++++ Data shown ++++
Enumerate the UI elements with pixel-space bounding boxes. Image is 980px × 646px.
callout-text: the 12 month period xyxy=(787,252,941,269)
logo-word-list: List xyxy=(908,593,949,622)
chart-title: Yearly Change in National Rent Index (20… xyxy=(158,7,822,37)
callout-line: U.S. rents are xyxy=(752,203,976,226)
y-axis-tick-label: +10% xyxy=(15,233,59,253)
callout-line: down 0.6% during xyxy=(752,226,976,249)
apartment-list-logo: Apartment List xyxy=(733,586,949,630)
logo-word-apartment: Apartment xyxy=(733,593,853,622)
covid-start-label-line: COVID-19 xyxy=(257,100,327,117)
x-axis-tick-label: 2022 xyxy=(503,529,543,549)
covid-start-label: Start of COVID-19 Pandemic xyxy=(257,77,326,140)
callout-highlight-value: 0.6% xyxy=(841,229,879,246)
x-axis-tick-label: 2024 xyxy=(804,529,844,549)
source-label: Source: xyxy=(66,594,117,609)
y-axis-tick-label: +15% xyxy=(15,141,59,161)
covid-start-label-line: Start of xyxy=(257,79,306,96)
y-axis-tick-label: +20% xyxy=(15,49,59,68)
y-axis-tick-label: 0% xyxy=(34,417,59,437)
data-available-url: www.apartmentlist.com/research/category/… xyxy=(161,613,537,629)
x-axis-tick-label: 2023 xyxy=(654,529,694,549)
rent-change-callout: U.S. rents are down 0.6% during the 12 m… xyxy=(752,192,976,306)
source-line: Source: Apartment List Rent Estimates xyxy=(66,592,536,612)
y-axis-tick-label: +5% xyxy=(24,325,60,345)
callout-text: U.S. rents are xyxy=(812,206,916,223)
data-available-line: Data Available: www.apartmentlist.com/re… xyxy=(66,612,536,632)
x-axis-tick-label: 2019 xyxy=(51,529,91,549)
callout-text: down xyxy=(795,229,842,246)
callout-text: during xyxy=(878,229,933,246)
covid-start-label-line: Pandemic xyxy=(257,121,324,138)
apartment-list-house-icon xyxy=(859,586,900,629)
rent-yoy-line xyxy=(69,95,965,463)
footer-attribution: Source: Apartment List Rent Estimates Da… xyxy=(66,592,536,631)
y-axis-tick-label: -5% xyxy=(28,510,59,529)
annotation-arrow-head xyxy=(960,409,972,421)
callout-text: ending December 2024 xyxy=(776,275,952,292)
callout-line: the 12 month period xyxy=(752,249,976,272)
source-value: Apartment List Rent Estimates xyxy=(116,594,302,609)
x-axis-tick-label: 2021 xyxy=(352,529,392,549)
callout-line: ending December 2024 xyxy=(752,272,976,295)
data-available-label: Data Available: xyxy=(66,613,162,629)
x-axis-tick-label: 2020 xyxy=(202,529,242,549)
++++
- **Written instruction**:
Reproduce the data above line for line, without changing a single character.

- **Exercise response**:
Enumerate the UI elements with pixel-space bounding boxes. Image is 980px × 646px.
callout-text: the 12 month period xyxy=(787,252,941,269)
logo-word-list: List xyxy=(908,593,949,622)
chart-title: Yearly Change in National Rent Index (20… xyxy=(158,7,822,37)
callout-line: U.S. rents are xyxy=(752,203,976,226)
y-axis-tick-label: +10% xyxy=(15,233,59,253)
callout-line: down 0.6% during xyxy=(752,226,976,249)
apartment-list-logo: Apartment List xyxy=(733,586,949,630)
logo-word-apartment: Apartment xyxy=(733,593,853,622)
covid-start-label-line: COVID-19 xyxy=(257,100,327,117)
x-axis-tick-label: 2022 xyxy=(503,529,543,549)
covid-start-label: Start of COVID-19 Pandemic xyxy=(257,77,326,140)
callout-highlight-value: 0.6% xyxy=(841,229,879,246)
x-axis-tick-label: 2024 xyxy=(804,529,844,549)
source-label: Source: xyxy=(66,594,117,609)
y-axis-tick-label: +15% xyxy=(15,141,59,161)
covid-start-label-line: Start of xyxy=(257,79,306,96)
y-axis-tick-label: +20% xyxy=(15,49,59,68)
y-axis-tick-label: 0% xyxy=(34,417,59,437)
data-available-url: www.apartmentlist.com/research/category/… xyxy=(161,613,537,629)
x-axis-tick-label: 2023 xyxy=(654,529,694,549)
rent-change-callout: U.S. rents are down 0.6% during the 12 m… xyxy=(752,192,976,306)
source-line: Source: Apartment List Rent Estimates xyxy=(66,592,536,612)
y-axis-tick-label: +5% xyxy=(24,325,60,345)
callout-text: U.S. rents are xyxy=(812,206,916,223)
data-available-line: Data Available: www.apartmentlist.com/re… xyxy=(66,612,536,632)
x-axis-tick-label: 2019 xyxy=(51,529,91,549)
callout-text: down xyxy=(795,229,842,246)
callout-text: during xyxy=(878,229,933,246)
covid-start-label-line: Pandemic xyxy=(257,121,324,138)
apartment-list-house-icon xyxy=(859,586,900,629)
rent-yoy-line xyxy=(69,95,965,463)
footer-attribution: Source: Apartment List Rent Estimates Da… xyxy=(66,592,536,631)
y-axis-tick-label: -5% xyxy=(28,510,59,529)
annotation-arrow-head xyxy=(960,409,972,421)
callout-text: ending December 2024 xyxy=(776,275,952,292)
callout-line: the 12 month period xyxy=(752,249,976,272)
source-value: Apartment List Rent Estimates xyxy=(116,594,302,609)
x-axis-tick-label: 2021 xyxy=(352,529,392,549)
callout-line: ending December 2024 xyxy=(752,272,976,295)
data-available-label: Data Available: xyxy=(66,613,162,629)
x-axis-tick-label: 2020 xyxy=(202,529,242,549)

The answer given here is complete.